* Description of the task *
Pick out all lines with the word "Contagiati" from the records that follow.

* Data supplied *

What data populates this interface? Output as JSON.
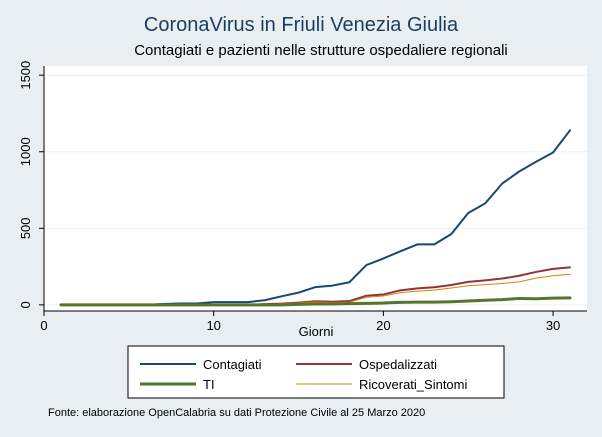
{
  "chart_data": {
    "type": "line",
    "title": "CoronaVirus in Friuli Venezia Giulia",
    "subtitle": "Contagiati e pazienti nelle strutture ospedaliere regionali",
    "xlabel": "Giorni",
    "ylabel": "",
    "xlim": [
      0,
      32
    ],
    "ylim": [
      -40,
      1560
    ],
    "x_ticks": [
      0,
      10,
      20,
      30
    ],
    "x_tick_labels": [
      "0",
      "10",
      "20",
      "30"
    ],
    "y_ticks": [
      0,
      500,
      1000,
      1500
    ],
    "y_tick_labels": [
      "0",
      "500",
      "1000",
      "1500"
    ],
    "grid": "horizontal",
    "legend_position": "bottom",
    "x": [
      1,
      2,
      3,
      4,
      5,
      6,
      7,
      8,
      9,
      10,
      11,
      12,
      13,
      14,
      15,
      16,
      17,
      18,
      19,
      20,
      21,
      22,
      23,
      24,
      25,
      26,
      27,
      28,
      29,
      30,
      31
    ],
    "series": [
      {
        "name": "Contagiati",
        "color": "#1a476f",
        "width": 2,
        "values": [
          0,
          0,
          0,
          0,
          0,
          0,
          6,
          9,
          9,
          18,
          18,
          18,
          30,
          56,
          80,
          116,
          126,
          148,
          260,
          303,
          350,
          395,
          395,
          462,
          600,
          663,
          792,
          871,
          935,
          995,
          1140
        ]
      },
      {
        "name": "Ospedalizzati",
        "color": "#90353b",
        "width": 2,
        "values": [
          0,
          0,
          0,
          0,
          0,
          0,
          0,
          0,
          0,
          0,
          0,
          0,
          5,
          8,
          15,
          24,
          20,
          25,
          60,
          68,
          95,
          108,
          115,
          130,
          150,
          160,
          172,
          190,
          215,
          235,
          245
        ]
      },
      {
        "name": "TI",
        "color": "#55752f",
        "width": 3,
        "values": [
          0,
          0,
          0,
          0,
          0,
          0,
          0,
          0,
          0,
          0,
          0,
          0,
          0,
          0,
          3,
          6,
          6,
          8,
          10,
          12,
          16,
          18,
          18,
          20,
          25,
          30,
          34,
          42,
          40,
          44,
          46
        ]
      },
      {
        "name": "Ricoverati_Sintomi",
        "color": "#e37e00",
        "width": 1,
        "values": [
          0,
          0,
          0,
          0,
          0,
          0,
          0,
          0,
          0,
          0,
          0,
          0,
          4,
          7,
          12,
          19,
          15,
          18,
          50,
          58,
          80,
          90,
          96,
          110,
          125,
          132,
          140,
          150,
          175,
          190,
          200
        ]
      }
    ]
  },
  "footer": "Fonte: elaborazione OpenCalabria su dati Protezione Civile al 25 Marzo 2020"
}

* Reply to the task *
    "subtitle": "Contagiati e pazienti nelle strutture ospedaliere regionali",
        "name": "Contagiati",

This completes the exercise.